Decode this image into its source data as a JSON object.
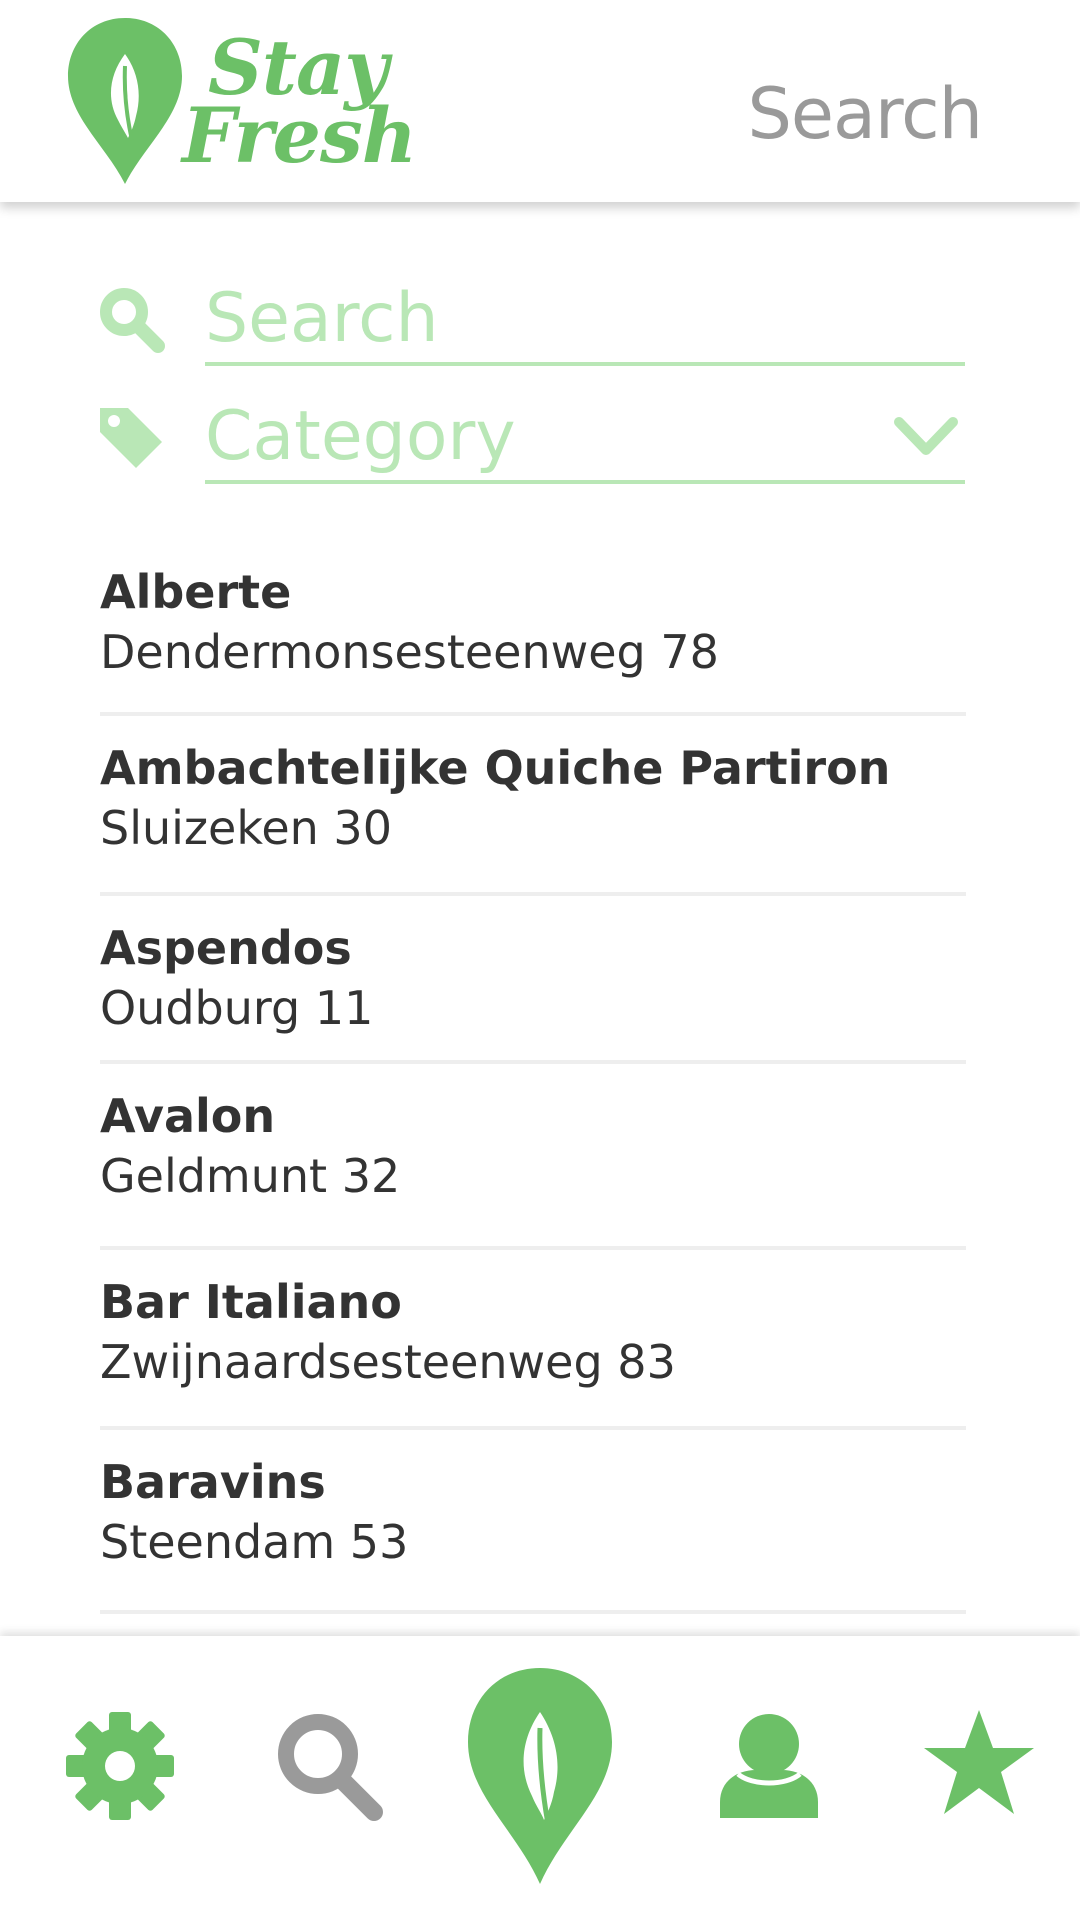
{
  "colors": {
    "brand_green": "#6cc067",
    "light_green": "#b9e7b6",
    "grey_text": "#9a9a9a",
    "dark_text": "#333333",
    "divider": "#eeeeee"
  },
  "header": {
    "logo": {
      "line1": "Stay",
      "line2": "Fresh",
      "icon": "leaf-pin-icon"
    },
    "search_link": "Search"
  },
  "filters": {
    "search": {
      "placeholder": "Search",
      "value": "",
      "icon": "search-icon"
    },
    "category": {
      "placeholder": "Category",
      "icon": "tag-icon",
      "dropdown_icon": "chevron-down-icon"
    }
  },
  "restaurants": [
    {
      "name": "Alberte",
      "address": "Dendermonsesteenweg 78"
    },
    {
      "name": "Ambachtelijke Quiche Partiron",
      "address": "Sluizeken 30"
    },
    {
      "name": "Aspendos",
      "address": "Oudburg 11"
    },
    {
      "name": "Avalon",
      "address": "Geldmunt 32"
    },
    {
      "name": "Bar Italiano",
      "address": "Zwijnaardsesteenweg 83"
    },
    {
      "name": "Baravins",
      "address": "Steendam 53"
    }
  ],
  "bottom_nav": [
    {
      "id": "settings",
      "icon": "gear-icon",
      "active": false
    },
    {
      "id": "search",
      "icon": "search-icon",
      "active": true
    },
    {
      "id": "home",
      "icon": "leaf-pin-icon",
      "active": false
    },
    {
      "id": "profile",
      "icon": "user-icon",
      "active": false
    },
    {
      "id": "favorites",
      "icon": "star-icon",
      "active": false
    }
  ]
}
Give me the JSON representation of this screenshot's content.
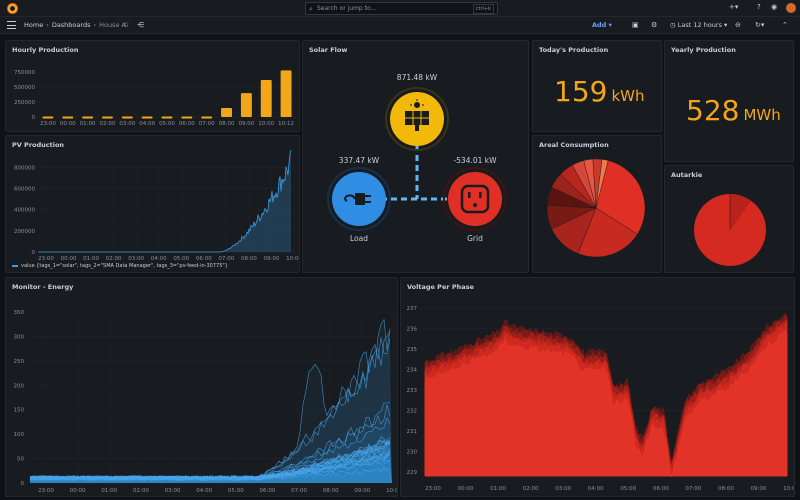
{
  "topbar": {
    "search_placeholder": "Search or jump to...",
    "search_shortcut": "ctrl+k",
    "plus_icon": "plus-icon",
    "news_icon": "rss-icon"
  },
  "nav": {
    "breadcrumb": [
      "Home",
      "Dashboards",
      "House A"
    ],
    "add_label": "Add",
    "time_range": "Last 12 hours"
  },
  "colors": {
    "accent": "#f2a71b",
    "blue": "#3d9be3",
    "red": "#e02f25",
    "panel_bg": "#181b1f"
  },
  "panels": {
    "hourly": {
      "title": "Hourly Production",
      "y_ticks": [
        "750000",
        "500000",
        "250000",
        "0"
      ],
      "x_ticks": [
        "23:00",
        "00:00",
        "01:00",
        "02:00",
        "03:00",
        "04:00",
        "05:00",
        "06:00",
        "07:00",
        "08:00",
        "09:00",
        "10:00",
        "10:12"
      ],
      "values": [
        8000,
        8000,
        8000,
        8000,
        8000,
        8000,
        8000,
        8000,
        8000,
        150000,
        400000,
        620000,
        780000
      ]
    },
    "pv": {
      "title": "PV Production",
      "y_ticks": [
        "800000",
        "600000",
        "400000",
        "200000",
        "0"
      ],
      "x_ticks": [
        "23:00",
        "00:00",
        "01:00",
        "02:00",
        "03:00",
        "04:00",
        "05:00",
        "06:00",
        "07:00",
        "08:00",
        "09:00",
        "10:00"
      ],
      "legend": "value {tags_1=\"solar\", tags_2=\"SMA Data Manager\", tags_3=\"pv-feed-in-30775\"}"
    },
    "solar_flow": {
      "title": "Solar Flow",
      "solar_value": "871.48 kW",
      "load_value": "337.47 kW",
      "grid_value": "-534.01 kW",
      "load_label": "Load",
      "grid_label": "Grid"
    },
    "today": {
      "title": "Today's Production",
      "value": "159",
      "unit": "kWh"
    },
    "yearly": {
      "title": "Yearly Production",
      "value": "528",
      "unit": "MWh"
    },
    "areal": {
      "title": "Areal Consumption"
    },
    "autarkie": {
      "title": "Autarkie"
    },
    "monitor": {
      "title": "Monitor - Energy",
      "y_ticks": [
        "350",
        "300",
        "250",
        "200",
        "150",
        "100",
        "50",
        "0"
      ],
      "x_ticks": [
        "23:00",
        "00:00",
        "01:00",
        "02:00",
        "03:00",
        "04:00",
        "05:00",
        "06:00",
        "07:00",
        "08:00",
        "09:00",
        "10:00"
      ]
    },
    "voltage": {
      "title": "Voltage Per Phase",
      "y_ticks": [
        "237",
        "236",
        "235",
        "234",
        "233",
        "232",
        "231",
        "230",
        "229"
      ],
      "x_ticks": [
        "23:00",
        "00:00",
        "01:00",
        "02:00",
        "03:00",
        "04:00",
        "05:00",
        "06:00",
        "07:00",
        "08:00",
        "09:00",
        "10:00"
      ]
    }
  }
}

☆ ☆ ☆ ☆ ☆ ☆ ☆

Find the lines above that contain the word "title" and collect them.

      "title": "Hourly Production",
      "title": "PV Production",
      "title": "Solar Flow",
      "title": "Today's Production",
      "title": "Yearly Production",
      "title": "Areal Consumption"
      "title": "Autarkie"
      "title": "Monitor - Energy",
      "title": "Voltage Per Phase",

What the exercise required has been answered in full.